======== DATASET EXTRACT

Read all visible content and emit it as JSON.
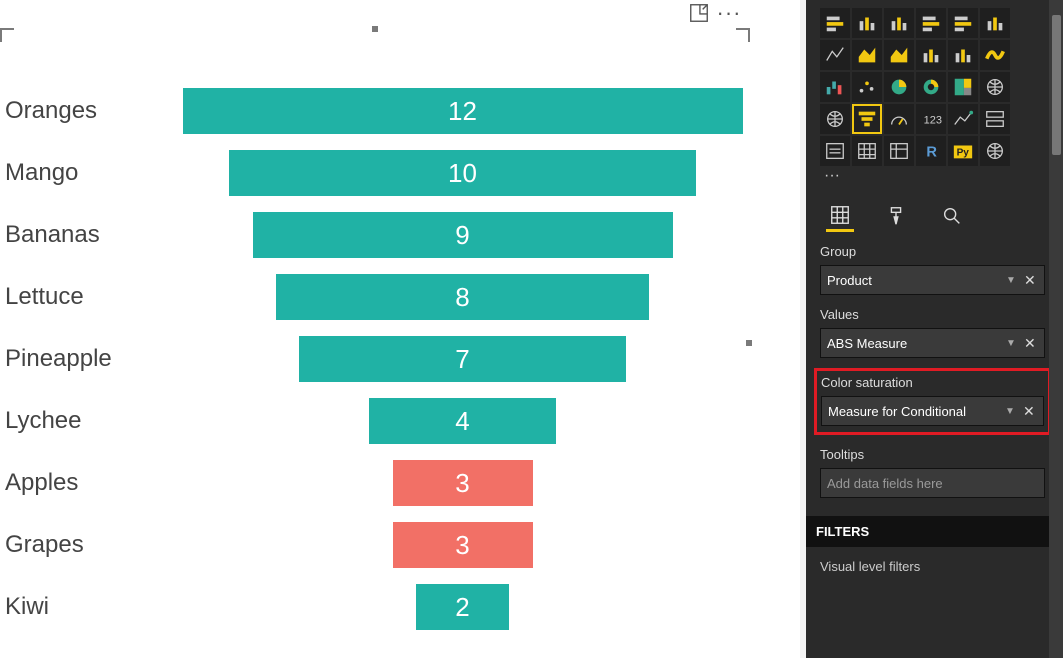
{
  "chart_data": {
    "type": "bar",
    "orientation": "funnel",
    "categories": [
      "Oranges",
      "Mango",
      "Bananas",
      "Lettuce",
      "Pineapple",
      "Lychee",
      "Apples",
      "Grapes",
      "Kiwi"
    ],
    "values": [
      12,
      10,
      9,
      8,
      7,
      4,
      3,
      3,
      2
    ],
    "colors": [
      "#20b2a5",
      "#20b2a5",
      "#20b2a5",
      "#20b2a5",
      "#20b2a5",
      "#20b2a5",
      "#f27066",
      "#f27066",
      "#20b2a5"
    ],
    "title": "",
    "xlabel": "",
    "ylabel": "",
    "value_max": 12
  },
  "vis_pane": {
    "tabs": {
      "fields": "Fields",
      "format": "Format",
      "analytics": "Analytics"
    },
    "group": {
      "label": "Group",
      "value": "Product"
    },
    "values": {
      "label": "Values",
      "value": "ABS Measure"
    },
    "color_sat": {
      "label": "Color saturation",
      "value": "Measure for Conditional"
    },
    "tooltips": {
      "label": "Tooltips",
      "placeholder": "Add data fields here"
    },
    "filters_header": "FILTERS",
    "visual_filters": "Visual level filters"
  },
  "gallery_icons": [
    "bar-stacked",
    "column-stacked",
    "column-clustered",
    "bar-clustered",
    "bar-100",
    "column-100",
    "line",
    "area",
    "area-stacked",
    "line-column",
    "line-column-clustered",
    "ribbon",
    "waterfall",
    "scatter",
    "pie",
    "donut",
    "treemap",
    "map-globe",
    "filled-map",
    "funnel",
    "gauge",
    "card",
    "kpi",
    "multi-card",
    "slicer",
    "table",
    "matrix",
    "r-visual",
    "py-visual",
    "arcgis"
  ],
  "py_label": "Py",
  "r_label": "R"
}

================

EXERCISE REQUIREMENTS: Each line above that holds the string "stacked" should be copied and shown.

FINISHED TASK:
    "bar-stacked",
    "column-stacked",
    "area-stacked",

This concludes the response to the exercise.